WHAT YOU HAVE TO DO: Each entry must be given again exactly; images do not belong in the copy.

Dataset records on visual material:
***

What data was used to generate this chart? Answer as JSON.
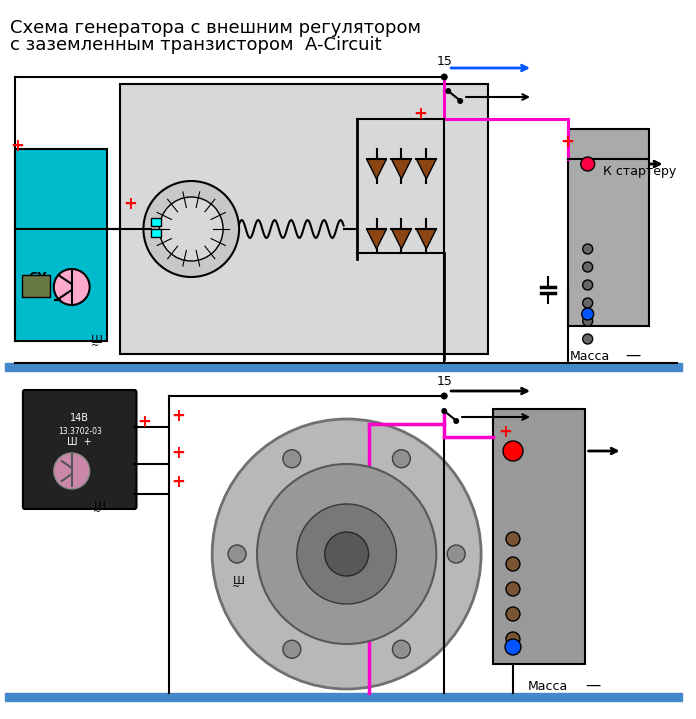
{
  "title_line1": "Схема генератора с внешним регулятором",
  "title_line2": "с заземленным транзистором  A-Circuit",
  "bg_color": "#ffffff",
  "colors": {
    "black": "#000000",
    "blue": "#0055ff",
    "pink": "#ff00cc",
    "red": "#ff0000",
    "cyan": "#00bbcc",
    "gray": "#888888",
    "light_gray": "#d8d8d8",
    "dark_gray": "#404040",
    "brown": "#8B4513",
    "bar_blue": "#4488cc",
    "white": "#ffffff"
  },
  "top": {
    "mass_label": "Масса",
    "k_starter": "К стартеру",
    "label_15": "15"
  },
  "bottom": {
    "mass_label": "Масса",
    "label_15": "15",
    "reg_text1": "14В",
    "reg_text2": "13.3702-03",
    "reg_text3": "Ш  +"
  }
}
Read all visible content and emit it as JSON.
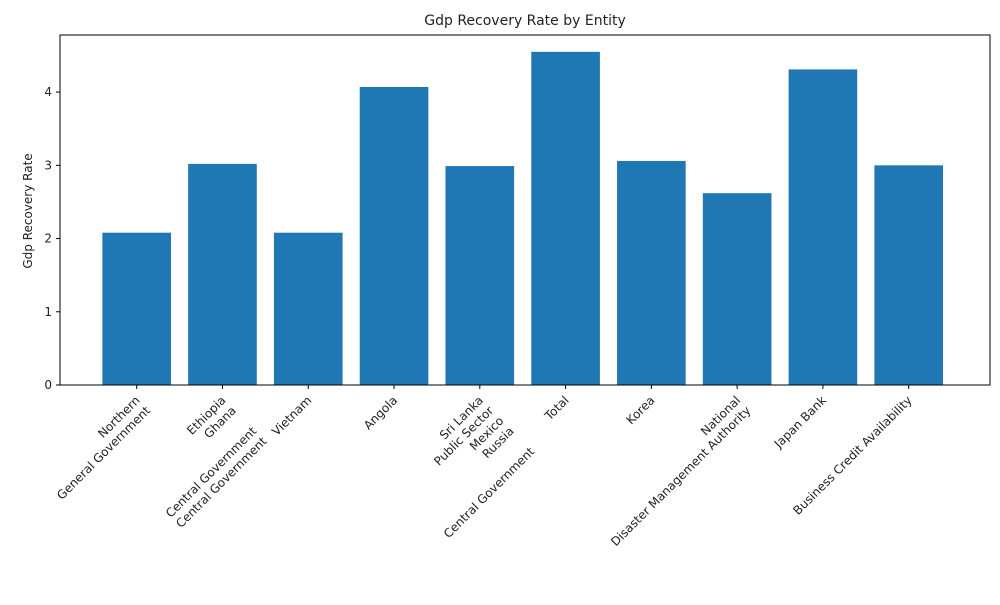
{
  "chart_data": {
    "type": "bar",
    "title": "Gdp Recovery Rate by Entity",
    "xlabel": "",
    "ylabel": "Gdp Recovery Rate",
    "ylim": [
      0,
      4.78
    ],
    "yticks": [
      0,
      1,
      2,
      3,
      4
    ],
    "categories": [
      "Northern\nGeneral Government",
      "Ethiopia\nGhana\n\nCentral Government\nCentral Government",
      "Vietnam",
      "Angola",
      "Sri Lanka\nPublic Sector\nMexico\nRussia\n\nCentral Government",
      "Total",
      "Korea",
      "National\nDisaster Management Authority",
      "Japan Bank",
      "Business Credit Availability"
    ],
    "values": [
      2.08,
      3.02,
      2.08,
      4.07,
      2.99,
      4.55,
      3.06,
      2.62,
      4.31,
      3.0
    ],
    "bar_color": "#1f77b4",
    "grid": false,
    "legend": "none"
  }
}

***

REPLY:
What data was used to generate this chart? Answer as JSON.
{
  "title_line1": "Схема генератора с внешним регулятором",
  "title_line2": "с заземленным транзистором  A-Circuit",
  "bg_color": "#ffffff",
  "colors": {
    "black": "#000000",
    "blue": "#0055ff",
    "pink": "#ff00cc",
    "red": "#ff0000",
    "cyan": "#00bbcc",
    "gray": "#888888",
    "light_gray": "#d8d8d8",
    "dark_gray": "#404040",
    "brown": "#8B4513",
    "bar_blue": "#4488cc",
    "white": "#ffffff"
  },
  "top": {
    "mass_label": "Масса",
    "k_starter": "К стартеру",
    "label_15": "15"
  },
  "bottom": {
    "mass_label": "Масса",
    "label_15": "15",
    "reg_text1": "14В",
    "reg_text2": "13.3702-03",
    "reg_text3": "Ш  +"
  }
}
Read all visible content and emit it as JSON.
{
  "chart_data": {
    "type": "bar",
    "title": "Gdp Recovery Rate by Entity",
    "xlabel": "",
    "ylabel": "Gdp Recovery Rate",
    "ylim": [
      0,
      4.78
    ],
    "yticks": [
      0,
      1,
      2,
      3,
      4
    ],
    "categories": [
      "Northern\nGeneral Government",
      "Ethiopia\nGhana\n\nCentral Government\nCentral Government",
      "Vietnam",
      "Angola",
      "Sri Lanka\nPublic Sector\nMexico\nRussia\n\nCentral Government",
      "Total",
      "Korea",
      "National\nDisaster Management Authority",
      "Japan Bank",
      "Business Credit Availability"
    ],
    "values": [
      2.08,
      3.02,
      2.08,
      4.07,
      2.99,
      4.55,
      3.06,
      2.62,
      4.31,
      3.0
    ],
    "bar_color": "#1f77b4",
    "grid": false,
    "legend": "none"
  }
}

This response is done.